- [Selected excerpt]:
Begin
Theodore Judd Serios (November 27, 1918 – December 30, 2006) was a Chicago bellhop known for his production of "thoughtographs" on Polaroid film. He claimed these were produced using psychic powers. Serios's psychic claims were bolstered by the endorsement of a Denver-based psychiatrist, Jule Eisenbud (1908–1999), who published a book named The World of Ted Serios: "Thoughtographic" Studies of an Extraordinary Mind (1967) arguing that Serios's purported psychic abilities were genuine. However, professional photographers and skeptics have argued that Serios and his photographs were fraudulent.

History and method 

Serios was an unemployed bellhop when his claims that he had the ability to put images on film with his mind came to the attention of Jule Eisenbud. He was tested by Eisenbud at Denver during a period of three years. Serios usually held a small cylinder or tube he called a "gizmo" up to the lens of an instant camera, which was then pointed at his forehead and the shutter released. He would often be drunk, or at least have been drinking, when he produced his photographs.
End
- [Provided data]:
Begin
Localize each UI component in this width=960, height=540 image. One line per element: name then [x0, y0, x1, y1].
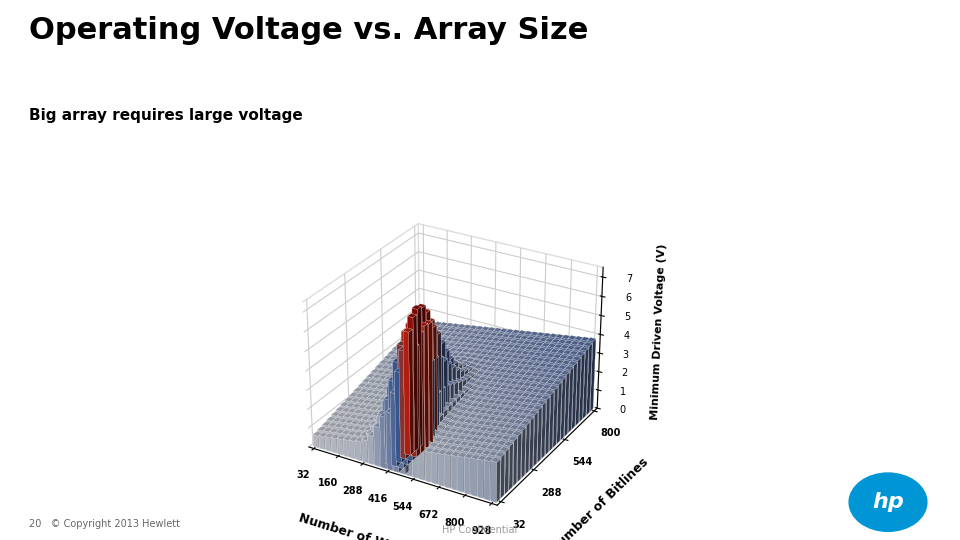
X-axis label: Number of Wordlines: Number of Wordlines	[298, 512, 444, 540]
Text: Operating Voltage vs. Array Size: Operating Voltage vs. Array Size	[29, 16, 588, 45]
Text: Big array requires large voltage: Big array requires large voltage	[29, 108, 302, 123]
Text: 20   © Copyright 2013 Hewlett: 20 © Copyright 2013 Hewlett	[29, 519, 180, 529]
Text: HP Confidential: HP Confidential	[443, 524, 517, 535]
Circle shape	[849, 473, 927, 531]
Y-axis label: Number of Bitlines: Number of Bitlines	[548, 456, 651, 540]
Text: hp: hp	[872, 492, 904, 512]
End
- [The request]:
Copy out the entire passage about Ted Serios and his "thoughtographs" word for word. These rows have nothing to do with the passage about Ted Serios.

- [Correct result]:
Theodore Judd Serios (November 27, 1918 – December 30, 2006) was a Chicago bellhop known for his production of "thoughtographs" on Polaroid film. He claimed these were produced using psychic powers. Serios's psychic claims were bolstered by the endorsement of a Denver-based psychiatrist, Jule Eisenbud (1908–1999), who published a book named The World of Ted Serios: "Thoughtographic" Studies of an Extraordinary Mind (1967) arguing that Serios's purported psychic abilities were genuine. However, professional photographers and skeptics have argued that Serios and his photographs were fraudulent.

History and method 

Serios was an unemployed bellhop when his claims that he had the ability to put images on film with his mind came to the attention of Jule Eisenbud. He was tested by Eisenbud at Denver during a period of three years. Serios usually held a small cylinder or tube he called a "gizmo" up to the lens of an instant camera, which was then pointed at his forehead and the shutter released. He would often be drunk, or at least have been drinking, when he produced his photographs.